_Set problem_. Return nothing but the lines from the line containing "Give me a plain-text" through the last line of the records, reproduced exactly.

══ Input records

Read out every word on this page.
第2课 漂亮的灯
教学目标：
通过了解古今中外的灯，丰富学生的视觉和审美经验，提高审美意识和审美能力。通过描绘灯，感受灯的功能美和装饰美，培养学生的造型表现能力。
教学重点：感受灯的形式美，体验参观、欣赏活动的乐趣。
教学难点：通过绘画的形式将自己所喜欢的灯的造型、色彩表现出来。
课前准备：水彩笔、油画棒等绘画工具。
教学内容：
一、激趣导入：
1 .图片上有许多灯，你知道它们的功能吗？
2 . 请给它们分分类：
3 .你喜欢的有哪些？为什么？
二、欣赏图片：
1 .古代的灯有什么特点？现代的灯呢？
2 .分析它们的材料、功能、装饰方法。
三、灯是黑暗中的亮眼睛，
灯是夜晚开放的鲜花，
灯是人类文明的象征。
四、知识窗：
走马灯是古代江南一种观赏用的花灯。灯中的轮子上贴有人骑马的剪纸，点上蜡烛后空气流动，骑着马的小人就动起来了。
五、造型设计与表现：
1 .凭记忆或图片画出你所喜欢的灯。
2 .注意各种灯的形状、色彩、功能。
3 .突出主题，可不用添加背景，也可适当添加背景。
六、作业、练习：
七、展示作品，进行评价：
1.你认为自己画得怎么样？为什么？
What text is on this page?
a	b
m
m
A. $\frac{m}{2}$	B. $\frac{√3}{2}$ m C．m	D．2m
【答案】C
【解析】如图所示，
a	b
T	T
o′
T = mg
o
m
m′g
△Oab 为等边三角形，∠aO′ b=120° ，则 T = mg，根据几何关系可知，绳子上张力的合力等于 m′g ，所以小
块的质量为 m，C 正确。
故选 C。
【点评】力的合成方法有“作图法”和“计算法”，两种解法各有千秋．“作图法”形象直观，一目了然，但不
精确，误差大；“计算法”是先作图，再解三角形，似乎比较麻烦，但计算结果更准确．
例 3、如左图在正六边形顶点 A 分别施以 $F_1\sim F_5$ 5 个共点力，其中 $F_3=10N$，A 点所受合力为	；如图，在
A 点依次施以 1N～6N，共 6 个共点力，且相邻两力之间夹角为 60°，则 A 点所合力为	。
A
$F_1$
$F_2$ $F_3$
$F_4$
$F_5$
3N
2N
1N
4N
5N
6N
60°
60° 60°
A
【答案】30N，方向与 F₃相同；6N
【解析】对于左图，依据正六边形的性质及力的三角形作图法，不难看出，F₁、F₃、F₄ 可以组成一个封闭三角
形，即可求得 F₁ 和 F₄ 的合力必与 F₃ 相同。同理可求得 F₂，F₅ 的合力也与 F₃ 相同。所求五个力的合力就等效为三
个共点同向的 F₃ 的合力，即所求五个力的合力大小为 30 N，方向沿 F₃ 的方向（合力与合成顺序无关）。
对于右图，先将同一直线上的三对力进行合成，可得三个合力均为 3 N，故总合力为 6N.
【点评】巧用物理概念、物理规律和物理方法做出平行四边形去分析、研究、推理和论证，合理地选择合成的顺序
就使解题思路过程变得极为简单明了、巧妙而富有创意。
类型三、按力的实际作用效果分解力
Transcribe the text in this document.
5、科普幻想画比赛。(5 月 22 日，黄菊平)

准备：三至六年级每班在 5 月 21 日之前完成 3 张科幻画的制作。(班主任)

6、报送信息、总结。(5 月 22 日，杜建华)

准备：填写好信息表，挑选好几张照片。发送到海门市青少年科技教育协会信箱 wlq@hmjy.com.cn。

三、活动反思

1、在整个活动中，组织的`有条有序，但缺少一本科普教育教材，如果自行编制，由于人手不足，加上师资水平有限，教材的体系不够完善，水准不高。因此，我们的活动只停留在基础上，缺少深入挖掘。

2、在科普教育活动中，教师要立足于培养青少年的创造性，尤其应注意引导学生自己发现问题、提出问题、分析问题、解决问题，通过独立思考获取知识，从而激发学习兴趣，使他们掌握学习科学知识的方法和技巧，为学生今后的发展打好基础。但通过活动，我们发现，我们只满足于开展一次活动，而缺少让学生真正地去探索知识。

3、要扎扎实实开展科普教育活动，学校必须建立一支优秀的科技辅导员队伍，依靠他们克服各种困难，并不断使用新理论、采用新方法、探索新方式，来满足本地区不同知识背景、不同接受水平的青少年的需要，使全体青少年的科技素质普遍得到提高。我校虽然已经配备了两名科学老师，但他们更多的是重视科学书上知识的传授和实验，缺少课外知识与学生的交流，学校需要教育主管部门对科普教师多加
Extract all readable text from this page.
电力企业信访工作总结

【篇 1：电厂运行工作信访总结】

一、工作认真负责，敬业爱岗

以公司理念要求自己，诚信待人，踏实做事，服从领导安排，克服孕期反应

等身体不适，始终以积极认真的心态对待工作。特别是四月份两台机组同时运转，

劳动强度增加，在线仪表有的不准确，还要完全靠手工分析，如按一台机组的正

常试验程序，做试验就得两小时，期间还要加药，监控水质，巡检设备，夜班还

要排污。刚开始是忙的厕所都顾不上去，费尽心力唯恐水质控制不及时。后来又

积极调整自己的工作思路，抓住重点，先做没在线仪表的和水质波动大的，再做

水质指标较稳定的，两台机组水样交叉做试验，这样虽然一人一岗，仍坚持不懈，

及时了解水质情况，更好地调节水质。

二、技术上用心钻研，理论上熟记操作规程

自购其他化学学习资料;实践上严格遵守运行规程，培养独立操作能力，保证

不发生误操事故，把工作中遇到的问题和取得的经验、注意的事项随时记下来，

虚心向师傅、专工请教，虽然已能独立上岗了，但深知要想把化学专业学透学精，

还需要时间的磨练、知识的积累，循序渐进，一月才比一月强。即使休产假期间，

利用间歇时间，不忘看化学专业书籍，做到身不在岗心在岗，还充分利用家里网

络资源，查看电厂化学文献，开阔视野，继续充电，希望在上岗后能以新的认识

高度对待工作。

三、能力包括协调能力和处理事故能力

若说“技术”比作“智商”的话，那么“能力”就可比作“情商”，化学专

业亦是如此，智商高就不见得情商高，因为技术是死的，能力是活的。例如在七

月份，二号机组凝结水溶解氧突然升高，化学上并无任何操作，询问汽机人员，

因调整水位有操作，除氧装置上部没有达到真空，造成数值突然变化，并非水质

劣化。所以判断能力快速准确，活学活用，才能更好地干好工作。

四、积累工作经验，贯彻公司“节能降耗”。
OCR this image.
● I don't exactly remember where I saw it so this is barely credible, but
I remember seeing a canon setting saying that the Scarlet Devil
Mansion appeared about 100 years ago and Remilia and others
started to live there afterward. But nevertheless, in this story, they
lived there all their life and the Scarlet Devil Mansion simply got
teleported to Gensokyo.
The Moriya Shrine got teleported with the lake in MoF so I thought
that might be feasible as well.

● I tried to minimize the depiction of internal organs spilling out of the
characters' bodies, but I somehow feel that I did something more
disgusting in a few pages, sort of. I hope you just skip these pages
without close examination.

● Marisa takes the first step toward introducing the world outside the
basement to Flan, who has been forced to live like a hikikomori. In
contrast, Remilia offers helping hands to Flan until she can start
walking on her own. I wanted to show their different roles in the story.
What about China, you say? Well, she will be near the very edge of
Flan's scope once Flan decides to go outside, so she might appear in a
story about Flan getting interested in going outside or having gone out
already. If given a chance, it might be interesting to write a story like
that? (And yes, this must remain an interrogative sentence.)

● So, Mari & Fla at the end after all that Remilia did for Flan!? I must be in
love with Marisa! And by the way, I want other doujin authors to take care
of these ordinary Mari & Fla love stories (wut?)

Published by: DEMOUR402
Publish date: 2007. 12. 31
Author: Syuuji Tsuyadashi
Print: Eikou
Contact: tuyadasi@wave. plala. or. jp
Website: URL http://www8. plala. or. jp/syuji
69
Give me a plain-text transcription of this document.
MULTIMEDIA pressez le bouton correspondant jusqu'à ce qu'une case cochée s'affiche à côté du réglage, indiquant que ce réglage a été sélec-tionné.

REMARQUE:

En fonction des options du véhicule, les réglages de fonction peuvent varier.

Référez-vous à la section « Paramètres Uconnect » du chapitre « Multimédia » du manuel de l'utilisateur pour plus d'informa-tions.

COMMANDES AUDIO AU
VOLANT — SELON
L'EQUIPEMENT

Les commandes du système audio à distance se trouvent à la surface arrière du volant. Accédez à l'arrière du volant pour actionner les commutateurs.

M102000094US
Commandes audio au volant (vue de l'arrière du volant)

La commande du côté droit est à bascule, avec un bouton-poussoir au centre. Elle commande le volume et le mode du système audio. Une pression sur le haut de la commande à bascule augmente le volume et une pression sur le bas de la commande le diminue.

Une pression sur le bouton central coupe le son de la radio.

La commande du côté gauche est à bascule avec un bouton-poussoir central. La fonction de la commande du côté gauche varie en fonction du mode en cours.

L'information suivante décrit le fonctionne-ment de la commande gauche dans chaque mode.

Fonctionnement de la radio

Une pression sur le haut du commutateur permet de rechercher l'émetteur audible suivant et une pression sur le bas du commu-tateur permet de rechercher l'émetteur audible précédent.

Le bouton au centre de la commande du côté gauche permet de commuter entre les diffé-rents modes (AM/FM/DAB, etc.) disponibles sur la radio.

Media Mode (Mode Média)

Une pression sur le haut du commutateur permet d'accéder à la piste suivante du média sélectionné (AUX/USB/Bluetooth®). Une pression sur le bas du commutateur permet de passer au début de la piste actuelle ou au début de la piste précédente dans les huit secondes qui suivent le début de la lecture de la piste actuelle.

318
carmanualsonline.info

════

_Exercise solution_.
Give me a plain-text transcription of this document.
MULTIMEDIA pressez le bouton correspondant jusqu'à ce qu'une case cochée s'affiche à côté du réglage, indiquant que ce réglage a été sélec-tionné.

REMARQUE:

En fonction des options du véhicule, les réglages de fonction peuvent varier.

Référez-vous à la section « Paramètres Uconnect » du chapitre « Multimédia » du manuel de l'utilisateur pour plus d'informa-tions.

COMMANDES AUDIO AU
VOLANT — SELON
L'EQUIPEMENT

Les commandes du système audio à distance se trouvent à la surface arrière du volant. Accédez à l'arrière du volant pour actionner les commutateurs.

M102000094US
Commandes audio au volant (vue de l'arrière du volant)

La commande du côté droit est à bascule, avec un bouton-poussoir au centre. Elle commande le volume et le mode du système audio. Une pression sur le haut de la commande à bascule augmente le volume et une pression sur le bas de la commande le diminue.

Une pression sur le bouton central coupe le son de la radio.

La commande du côté gauche est à bascule avec un bouton-poussoir central. La fonction de la commande du côté gauche varie en fonction du mode en cours.

L'information suivante décrit le fonctionne-ment de la commande gauche dans chaque mode.

Fonctionnement de la radio

Une pression sur le haut du commutateur permet de rechercher l'émetteur audible suivant et une pression sur le bas du commu-tateur permet de rechercher l'émetteur audible précédent.

Le bouton au centre de la commande du côté gauche permet de commuter entre les diffé-rents modes (AM/FM/DAB, etc.) disponibles sur la radio.

Media Mode (Mode Média)

Une pression sur le haut du commutateur permet d'accéder à la piste suivante du média sélectionné (AUX/USB/Bluetooth®). Une pression sur le bas du commutateur permet de passer au début de la piste actuelle ou au début de la piste précédente dans les huit secondes qui suivent le début de la lecture de la piste actuelle.

318
carmanualsonline.info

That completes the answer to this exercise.